— Start of GIVEN RECORDS —

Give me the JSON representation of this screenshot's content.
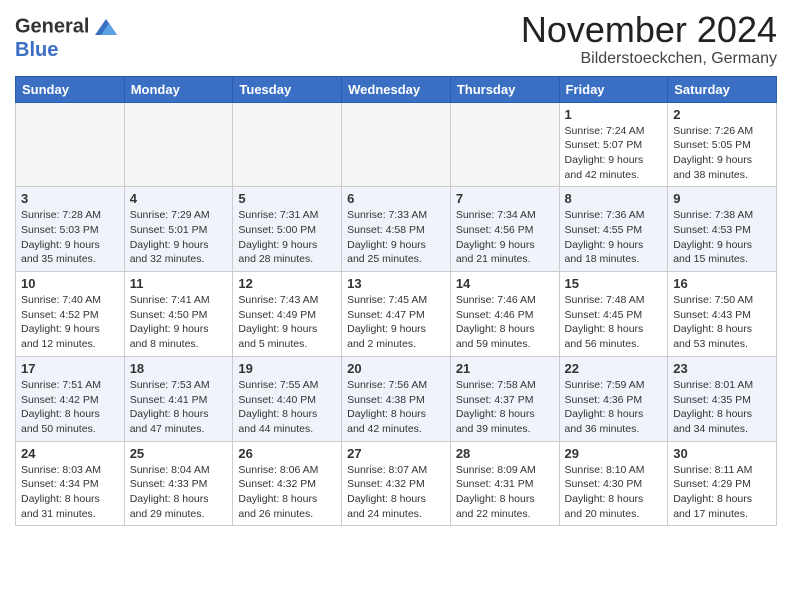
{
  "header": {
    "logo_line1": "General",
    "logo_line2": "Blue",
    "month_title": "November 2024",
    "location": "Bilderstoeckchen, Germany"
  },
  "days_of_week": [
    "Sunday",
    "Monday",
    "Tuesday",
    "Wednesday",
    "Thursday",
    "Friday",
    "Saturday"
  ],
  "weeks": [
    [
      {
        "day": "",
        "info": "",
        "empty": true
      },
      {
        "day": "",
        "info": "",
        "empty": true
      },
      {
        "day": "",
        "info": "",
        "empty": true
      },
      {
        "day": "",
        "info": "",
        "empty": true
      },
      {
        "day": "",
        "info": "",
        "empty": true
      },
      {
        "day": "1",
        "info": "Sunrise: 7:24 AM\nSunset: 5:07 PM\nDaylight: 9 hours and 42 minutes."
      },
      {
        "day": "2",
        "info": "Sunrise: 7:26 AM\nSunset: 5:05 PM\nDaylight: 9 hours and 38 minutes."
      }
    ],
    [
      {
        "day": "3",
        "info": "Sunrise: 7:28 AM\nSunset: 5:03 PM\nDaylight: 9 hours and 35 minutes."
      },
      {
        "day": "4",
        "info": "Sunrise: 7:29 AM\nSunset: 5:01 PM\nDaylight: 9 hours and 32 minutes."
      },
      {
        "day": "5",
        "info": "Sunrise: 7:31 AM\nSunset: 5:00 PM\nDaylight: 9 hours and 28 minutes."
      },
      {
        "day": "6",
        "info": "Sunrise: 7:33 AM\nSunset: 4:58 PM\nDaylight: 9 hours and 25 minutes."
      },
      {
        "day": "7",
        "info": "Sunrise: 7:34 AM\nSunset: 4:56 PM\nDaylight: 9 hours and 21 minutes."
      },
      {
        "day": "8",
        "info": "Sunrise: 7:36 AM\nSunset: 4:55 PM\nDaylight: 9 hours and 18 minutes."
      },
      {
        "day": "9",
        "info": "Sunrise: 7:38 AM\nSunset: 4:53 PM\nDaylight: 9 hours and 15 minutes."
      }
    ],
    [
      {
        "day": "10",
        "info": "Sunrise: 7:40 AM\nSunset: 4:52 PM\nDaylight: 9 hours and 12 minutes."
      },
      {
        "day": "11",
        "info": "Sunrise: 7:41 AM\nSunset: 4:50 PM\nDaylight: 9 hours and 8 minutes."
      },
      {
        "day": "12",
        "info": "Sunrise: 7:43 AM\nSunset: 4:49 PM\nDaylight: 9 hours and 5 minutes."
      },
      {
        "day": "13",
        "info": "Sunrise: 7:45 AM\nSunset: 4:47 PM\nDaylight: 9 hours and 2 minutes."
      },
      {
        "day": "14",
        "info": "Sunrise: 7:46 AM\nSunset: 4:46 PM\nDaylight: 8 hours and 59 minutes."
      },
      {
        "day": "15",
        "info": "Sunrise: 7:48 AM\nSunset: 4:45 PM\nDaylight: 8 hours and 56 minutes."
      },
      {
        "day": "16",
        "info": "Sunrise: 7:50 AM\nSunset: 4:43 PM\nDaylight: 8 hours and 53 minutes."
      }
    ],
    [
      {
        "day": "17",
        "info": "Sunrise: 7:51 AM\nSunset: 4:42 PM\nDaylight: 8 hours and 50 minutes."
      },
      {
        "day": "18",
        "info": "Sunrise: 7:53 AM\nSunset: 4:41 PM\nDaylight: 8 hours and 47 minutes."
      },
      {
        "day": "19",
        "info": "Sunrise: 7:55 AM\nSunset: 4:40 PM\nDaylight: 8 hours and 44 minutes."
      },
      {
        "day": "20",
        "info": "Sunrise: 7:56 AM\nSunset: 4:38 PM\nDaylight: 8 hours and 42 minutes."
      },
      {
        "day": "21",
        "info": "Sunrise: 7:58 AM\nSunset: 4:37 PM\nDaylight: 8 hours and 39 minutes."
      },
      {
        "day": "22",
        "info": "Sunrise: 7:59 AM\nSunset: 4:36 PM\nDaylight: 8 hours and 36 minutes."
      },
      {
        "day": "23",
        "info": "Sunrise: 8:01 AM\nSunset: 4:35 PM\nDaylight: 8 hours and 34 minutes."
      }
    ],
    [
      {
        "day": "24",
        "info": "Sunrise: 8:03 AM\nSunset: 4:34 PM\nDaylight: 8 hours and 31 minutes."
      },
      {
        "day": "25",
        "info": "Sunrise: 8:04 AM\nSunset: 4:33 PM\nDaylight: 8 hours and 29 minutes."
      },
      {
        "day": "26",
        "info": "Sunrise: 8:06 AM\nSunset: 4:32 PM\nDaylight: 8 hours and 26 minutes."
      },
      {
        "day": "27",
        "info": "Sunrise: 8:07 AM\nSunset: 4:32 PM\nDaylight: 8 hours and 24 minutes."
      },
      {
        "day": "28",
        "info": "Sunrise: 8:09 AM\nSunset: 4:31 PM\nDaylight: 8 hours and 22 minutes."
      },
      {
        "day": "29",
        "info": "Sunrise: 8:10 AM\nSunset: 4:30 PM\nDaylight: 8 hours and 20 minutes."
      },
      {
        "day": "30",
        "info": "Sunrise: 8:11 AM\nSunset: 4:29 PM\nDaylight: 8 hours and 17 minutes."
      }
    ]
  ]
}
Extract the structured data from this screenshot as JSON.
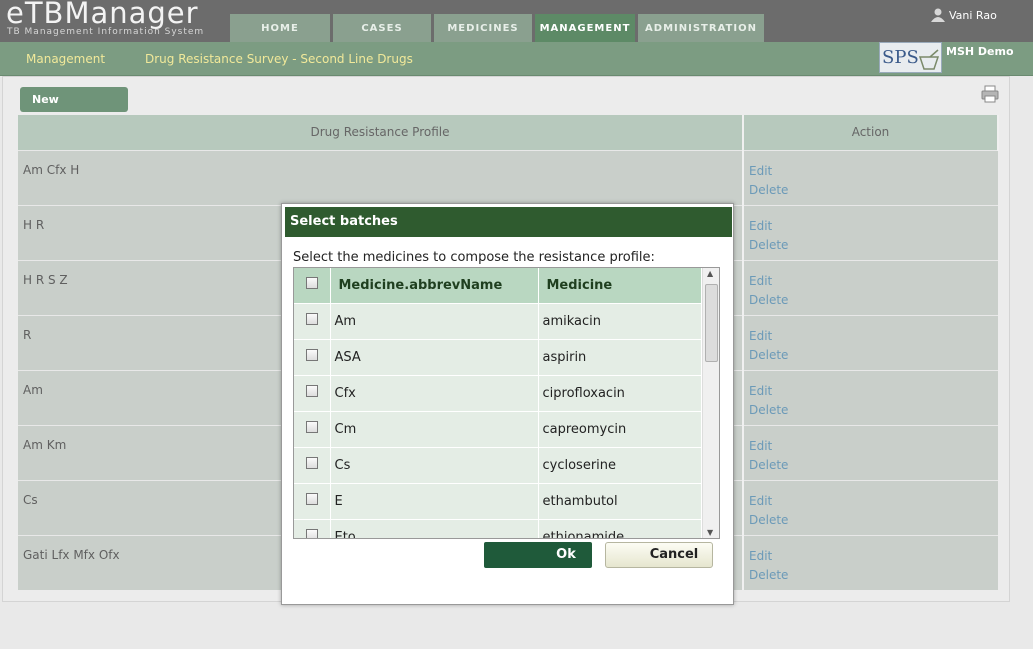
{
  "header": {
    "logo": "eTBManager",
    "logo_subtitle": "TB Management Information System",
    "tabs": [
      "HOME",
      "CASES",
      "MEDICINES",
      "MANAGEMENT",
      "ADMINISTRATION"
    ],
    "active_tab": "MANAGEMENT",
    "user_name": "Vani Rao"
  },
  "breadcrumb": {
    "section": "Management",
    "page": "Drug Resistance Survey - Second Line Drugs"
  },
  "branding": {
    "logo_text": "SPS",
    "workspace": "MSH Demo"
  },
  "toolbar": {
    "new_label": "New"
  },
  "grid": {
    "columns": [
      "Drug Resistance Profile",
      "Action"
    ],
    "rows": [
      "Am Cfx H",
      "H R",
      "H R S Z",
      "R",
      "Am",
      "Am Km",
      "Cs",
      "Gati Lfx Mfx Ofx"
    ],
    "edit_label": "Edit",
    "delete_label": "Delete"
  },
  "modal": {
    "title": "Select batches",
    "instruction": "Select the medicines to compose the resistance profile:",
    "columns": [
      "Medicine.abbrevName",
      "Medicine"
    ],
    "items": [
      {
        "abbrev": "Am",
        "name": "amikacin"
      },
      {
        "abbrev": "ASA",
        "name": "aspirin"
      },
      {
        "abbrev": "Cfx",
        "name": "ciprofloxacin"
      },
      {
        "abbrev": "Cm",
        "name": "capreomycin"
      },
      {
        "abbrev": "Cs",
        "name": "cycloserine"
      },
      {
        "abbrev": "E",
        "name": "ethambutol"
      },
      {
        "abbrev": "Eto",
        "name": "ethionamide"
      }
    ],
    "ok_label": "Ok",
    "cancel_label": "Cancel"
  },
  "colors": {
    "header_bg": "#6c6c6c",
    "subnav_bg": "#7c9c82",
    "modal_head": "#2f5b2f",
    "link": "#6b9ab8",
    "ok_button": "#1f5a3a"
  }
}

— End of GIVEN RECORDS —

Find every line above that contains the word "Drug", and return each one.

    "page": "Drug Resistance Survey - Second Line Drugs"
      "Drug Resistance Profile",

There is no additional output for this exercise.